### [Cosa si chiede]
Indica con sì o no se ciascuna affermazione concorda con il brano sullo stato di necessità, citando esattamente le parole del brano che lo decidono: (a) la disposizione non vale per chi ha un particolare dovere giuridico di esporsi al pericolo; (b) il pericolo può essere stato causato volontariamente da chi commette il fatto; (c) se lo stato di necessità è determinato dalla minaccia altrui, del fatto risponde la persona minacciata.

### [Brano fornito]

================

Stato di necessità. Art. 54 codice penale
“Non è punibile chi ha commesso il fatto per esservi stato costretto dalla necessità di salvare (2) sé od altri (3) dal pericolo attuale di un danno grave alla persona (4), pericolo da lui non volontariamente causato (5), né altrimenti evitabile, sempre che il fatto sia proporzionato al pericolo (6). Questa disposizione non si applica a chi ha un particolare dovere giuridico di esporsi al pericolo (7). La disposizione della prima parte di questo articolo si applica anche se lo stato di necessità è determinato dall'altrui minaccia; ma, in tal caso, del fatto commesso dalla persona minacciata risponde chi l'ha costretta a commetterlo (8) [55].”

================

### [Righe fornite]
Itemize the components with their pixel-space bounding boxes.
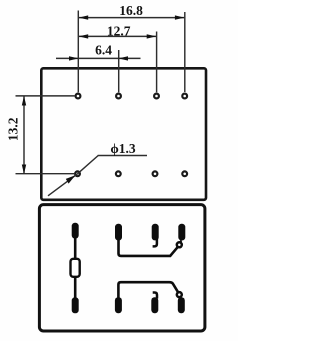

================

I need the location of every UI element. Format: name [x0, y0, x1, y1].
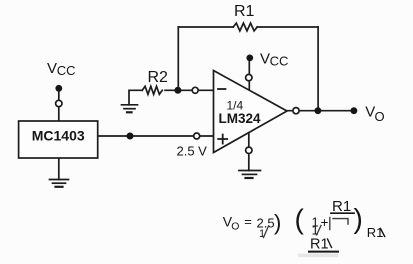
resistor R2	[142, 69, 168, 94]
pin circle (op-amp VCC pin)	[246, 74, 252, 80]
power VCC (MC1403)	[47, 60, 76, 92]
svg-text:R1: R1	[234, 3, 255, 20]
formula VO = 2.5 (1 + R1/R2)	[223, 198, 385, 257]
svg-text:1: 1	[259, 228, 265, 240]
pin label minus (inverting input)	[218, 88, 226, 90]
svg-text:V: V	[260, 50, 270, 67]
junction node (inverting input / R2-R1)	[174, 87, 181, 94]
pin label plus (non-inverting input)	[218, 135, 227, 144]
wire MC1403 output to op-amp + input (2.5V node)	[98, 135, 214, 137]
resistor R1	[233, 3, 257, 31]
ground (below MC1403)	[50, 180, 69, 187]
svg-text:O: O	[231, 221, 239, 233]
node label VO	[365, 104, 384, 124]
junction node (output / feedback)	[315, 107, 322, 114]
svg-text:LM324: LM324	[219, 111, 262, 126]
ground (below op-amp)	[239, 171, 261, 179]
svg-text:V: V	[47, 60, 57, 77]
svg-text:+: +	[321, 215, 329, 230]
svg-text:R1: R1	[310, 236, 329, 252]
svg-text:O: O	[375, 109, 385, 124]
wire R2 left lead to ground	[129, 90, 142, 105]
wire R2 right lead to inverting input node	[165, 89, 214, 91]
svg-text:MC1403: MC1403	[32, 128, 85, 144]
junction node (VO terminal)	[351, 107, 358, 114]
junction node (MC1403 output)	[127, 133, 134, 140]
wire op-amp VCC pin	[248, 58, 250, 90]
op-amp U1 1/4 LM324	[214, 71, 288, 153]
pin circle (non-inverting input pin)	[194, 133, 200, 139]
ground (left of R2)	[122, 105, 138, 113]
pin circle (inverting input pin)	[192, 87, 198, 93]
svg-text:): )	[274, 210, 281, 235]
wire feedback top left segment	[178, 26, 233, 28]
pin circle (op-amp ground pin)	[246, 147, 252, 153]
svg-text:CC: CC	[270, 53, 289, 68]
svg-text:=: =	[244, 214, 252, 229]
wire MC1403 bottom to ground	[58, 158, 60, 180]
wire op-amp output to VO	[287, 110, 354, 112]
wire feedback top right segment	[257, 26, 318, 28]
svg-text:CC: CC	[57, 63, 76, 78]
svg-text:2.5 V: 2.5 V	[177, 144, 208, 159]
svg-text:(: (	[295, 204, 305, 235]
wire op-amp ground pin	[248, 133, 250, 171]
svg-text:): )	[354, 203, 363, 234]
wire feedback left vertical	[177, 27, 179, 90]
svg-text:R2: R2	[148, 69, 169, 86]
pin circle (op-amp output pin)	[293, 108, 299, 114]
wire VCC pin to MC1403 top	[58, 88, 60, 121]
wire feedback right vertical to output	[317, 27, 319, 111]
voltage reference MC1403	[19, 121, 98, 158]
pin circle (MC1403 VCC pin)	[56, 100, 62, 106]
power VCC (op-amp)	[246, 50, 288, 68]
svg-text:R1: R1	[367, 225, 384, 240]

================

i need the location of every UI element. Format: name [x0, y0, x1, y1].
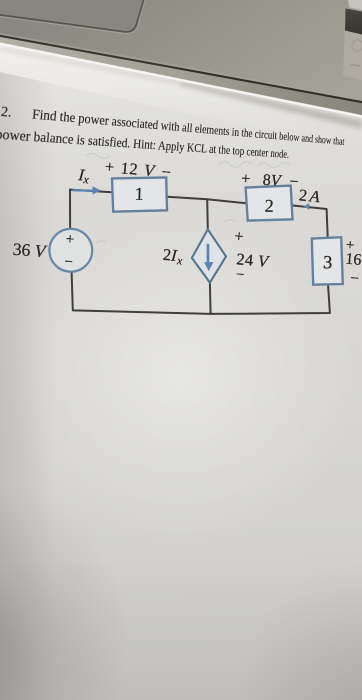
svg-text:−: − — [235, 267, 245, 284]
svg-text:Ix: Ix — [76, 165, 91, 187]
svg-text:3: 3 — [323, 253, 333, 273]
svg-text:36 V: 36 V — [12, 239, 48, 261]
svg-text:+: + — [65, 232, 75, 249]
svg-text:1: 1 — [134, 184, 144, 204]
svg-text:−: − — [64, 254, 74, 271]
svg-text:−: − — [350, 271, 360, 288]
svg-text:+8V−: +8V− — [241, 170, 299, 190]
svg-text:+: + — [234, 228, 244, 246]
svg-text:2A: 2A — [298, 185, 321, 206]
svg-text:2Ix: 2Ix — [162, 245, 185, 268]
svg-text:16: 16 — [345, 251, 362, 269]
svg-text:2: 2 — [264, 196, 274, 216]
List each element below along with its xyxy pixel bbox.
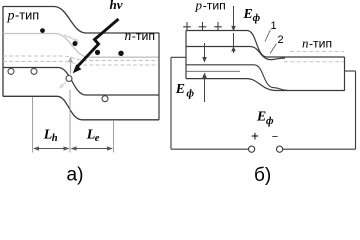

================

### [Risposta qui sotto]
(a) Sì: «Questa disposizione non si applica a chi ha un particolare dovere giuridico di esporsi al pericolo».
(b) No: «pericolo da lui non volontariamente causato».
(c) No: «del fatto commesso dalla persona minacciata risponde chi l'ha costretta a commetterlo».